▶ WHAT IS ASKED
Copy out each line containing "Alarm" from the entries below.

DATASET EXTRACT start

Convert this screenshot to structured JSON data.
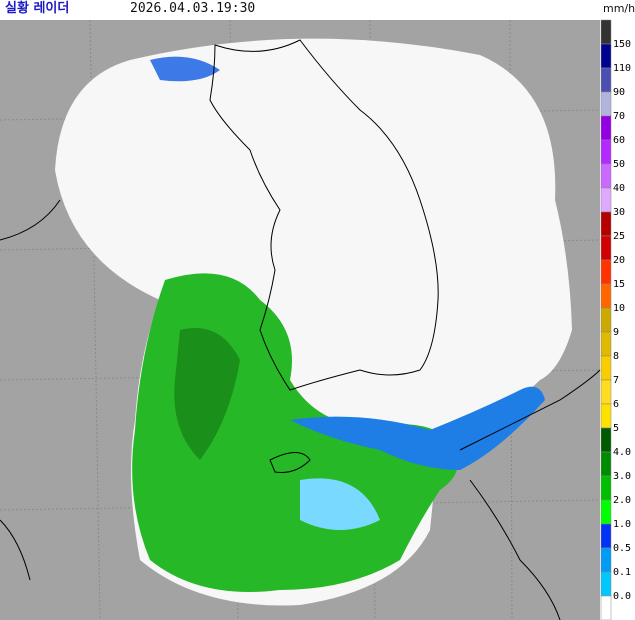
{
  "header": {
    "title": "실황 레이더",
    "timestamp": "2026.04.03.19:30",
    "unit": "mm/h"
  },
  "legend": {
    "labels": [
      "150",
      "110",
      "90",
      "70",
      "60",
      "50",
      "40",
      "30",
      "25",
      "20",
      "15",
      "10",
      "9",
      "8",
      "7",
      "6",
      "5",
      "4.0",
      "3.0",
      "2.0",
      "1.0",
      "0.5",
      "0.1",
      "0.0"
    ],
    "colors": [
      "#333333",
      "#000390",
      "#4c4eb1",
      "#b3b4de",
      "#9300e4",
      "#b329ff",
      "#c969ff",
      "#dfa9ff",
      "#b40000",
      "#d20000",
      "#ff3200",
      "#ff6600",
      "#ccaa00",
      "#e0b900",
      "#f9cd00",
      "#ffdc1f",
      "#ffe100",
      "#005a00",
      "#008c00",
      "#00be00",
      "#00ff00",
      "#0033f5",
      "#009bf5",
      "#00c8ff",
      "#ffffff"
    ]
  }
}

DATASET EXTRACT end
DATASET EXTRACT start

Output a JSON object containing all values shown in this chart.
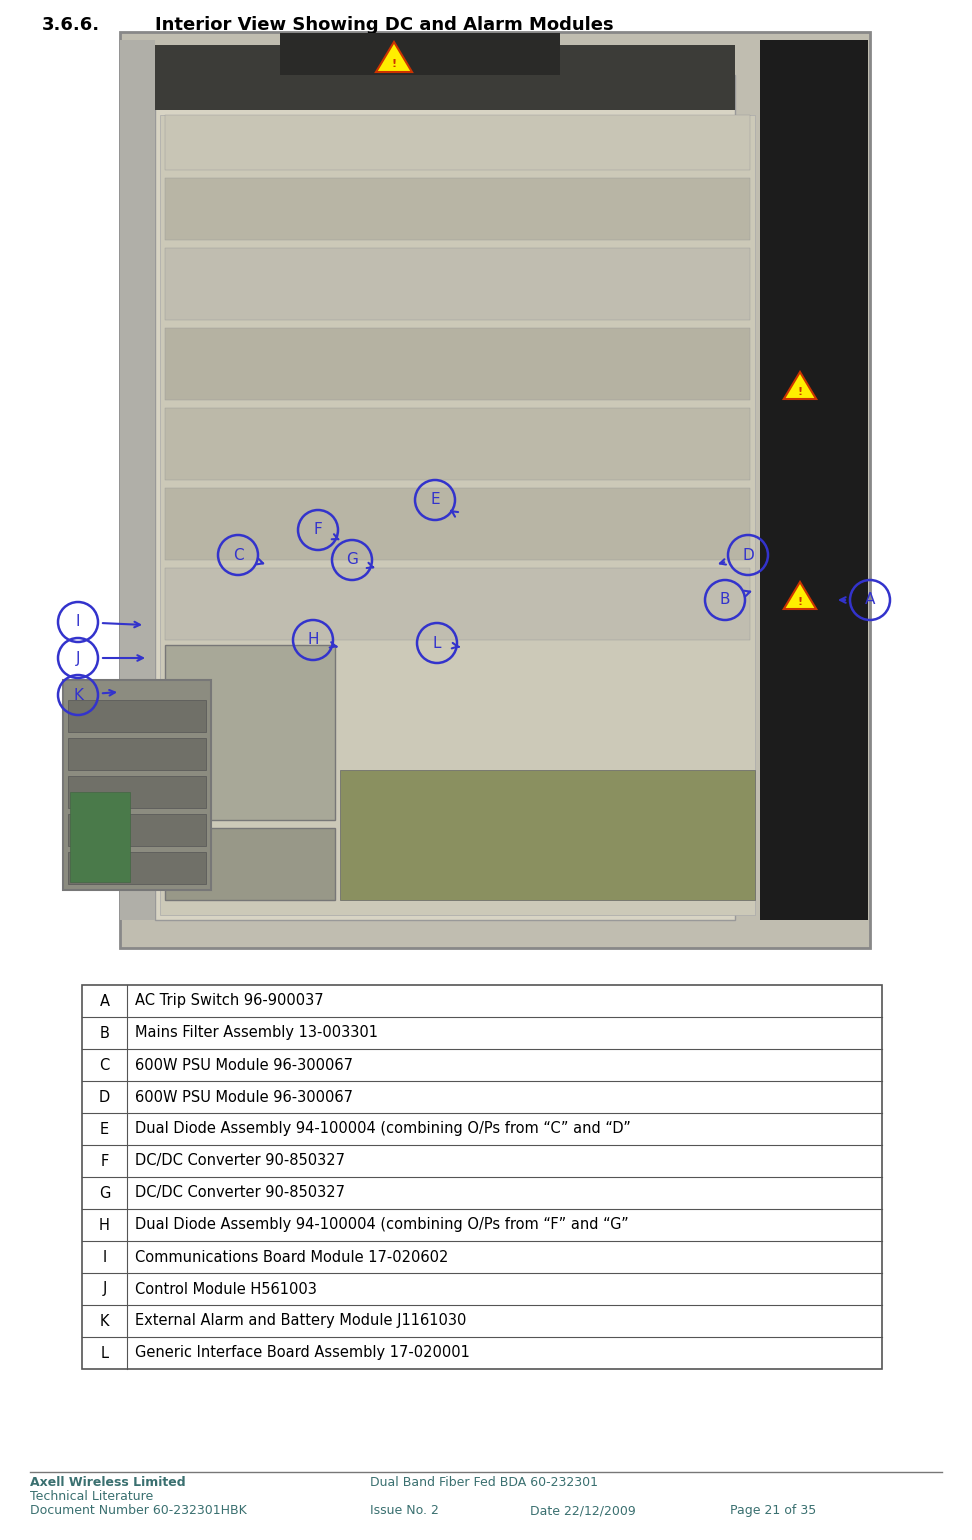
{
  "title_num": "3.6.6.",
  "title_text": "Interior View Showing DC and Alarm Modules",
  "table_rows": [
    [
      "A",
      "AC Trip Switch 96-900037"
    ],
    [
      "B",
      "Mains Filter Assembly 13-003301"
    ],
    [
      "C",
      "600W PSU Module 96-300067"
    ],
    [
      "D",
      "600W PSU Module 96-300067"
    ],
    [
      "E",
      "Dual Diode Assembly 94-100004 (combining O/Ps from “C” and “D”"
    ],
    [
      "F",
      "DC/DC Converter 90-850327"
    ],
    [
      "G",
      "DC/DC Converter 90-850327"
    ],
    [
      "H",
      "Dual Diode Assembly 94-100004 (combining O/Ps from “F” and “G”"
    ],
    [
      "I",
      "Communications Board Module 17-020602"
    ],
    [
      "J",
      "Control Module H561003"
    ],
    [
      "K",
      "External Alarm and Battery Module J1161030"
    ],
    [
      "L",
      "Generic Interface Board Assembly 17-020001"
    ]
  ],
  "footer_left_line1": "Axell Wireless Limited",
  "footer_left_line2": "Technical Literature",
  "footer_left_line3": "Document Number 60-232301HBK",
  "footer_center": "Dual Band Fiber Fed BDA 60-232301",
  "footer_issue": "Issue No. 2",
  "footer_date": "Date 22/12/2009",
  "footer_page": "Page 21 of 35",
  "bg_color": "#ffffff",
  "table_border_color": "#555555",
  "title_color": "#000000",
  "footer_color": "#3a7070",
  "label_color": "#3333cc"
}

DATASET EXTRACT end
DATASET EXTRACT start

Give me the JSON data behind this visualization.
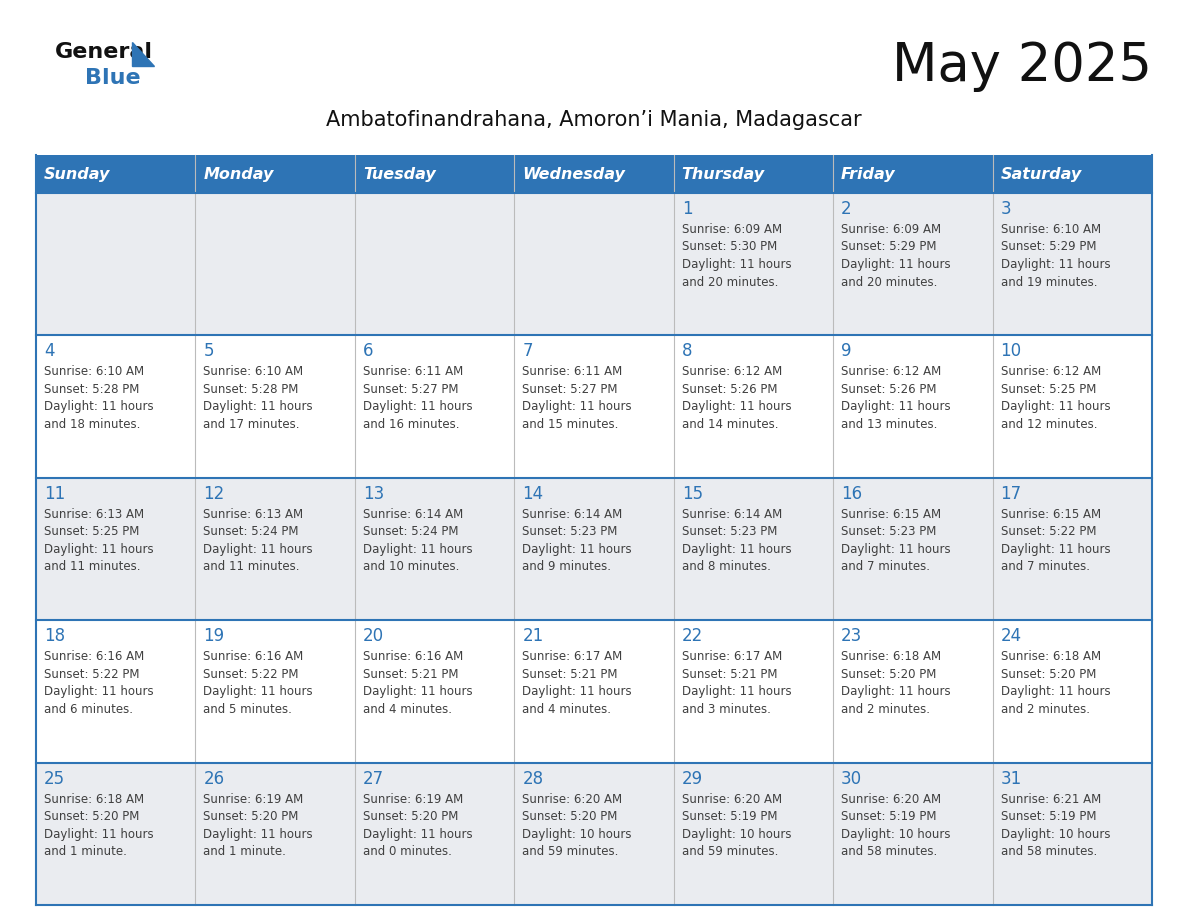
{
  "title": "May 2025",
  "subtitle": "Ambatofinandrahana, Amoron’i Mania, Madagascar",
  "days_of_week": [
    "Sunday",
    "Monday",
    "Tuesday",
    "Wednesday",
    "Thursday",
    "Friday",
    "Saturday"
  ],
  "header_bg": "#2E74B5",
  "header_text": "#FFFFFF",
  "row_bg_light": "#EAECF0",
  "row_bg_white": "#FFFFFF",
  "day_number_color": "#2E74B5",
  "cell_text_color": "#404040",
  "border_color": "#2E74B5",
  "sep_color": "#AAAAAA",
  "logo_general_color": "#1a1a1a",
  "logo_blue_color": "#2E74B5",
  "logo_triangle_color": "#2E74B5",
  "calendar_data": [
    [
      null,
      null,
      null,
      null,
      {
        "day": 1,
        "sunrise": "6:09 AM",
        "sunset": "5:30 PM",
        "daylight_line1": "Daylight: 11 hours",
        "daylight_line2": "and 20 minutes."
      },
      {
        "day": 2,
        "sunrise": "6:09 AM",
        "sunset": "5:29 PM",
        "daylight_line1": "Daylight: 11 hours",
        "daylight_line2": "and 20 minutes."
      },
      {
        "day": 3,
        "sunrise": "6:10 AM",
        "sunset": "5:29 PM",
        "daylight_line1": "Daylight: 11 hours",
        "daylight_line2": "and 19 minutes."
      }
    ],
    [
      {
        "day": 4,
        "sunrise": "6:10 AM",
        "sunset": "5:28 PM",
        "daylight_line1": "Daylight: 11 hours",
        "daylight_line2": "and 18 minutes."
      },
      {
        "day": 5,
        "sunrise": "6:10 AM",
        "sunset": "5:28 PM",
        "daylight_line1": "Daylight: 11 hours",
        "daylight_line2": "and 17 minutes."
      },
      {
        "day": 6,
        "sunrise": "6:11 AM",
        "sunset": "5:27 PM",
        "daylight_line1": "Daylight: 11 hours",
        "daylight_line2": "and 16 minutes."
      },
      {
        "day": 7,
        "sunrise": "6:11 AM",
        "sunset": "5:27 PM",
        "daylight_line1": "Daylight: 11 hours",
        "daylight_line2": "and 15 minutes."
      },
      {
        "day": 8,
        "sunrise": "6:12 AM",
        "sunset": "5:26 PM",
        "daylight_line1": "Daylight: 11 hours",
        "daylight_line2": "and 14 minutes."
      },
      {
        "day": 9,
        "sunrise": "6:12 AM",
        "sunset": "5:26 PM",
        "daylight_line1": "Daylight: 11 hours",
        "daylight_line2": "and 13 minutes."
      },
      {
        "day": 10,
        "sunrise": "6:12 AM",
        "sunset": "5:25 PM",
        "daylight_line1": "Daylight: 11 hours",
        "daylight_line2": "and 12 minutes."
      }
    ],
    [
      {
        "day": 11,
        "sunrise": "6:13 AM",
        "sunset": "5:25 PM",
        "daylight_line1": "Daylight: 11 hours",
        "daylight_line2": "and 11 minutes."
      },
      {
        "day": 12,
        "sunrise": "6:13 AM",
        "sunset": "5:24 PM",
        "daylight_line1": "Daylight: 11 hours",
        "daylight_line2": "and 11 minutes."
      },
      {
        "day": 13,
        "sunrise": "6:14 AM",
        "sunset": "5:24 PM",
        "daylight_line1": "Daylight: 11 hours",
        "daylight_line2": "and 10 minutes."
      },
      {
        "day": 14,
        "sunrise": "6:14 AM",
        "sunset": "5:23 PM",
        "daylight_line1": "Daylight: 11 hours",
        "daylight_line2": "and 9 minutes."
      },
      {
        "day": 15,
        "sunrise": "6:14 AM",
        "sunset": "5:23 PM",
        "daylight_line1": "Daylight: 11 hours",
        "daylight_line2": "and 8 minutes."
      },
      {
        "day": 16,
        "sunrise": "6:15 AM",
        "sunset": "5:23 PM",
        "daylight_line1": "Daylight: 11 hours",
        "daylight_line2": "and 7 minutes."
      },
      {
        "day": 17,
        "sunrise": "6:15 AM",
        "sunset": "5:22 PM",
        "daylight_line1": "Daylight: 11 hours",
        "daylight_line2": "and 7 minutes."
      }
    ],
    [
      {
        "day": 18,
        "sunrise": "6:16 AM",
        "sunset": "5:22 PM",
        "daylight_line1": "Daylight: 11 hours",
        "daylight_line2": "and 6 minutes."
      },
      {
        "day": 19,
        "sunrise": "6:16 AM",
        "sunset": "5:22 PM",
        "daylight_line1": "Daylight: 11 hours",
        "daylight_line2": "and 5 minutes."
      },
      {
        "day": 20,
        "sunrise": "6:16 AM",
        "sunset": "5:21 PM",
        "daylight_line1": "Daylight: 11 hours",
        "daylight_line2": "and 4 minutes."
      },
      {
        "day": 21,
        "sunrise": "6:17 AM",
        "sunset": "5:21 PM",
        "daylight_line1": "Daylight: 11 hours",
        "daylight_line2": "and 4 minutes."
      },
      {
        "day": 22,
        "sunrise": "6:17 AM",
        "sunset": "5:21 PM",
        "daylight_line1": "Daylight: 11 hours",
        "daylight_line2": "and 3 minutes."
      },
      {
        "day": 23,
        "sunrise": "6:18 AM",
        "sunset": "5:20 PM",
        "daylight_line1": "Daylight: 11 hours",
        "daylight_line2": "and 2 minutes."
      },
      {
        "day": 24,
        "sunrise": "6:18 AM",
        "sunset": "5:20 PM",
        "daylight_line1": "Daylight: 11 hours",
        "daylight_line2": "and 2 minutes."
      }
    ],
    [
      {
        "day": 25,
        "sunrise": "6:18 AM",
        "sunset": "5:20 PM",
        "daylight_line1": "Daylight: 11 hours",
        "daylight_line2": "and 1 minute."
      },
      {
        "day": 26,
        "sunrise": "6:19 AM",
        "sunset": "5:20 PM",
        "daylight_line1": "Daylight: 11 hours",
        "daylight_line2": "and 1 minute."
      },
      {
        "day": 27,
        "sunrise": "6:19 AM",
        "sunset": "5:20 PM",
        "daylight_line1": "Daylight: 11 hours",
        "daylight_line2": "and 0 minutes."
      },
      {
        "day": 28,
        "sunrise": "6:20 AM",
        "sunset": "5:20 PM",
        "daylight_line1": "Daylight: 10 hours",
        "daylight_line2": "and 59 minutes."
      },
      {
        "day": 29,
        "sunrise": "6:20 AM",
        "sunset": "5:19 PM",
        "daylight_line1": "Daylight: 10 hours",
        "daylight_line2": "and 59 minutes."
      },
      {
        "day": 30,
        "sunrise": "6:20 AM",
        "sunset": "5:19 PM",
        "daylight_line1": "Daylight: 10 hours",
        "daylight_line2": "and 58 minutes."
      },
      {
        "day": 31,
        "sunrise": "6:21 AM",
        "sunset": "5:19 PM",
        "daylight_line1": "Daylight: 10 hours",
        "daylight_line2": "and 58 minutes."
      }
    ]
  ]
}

DATASET EXTRACT end

▶ TASK SOLUTION
  "title_text": "Interior View Showing DC and Alarm Modules",
      "External Alarm and Battery Module J1161030"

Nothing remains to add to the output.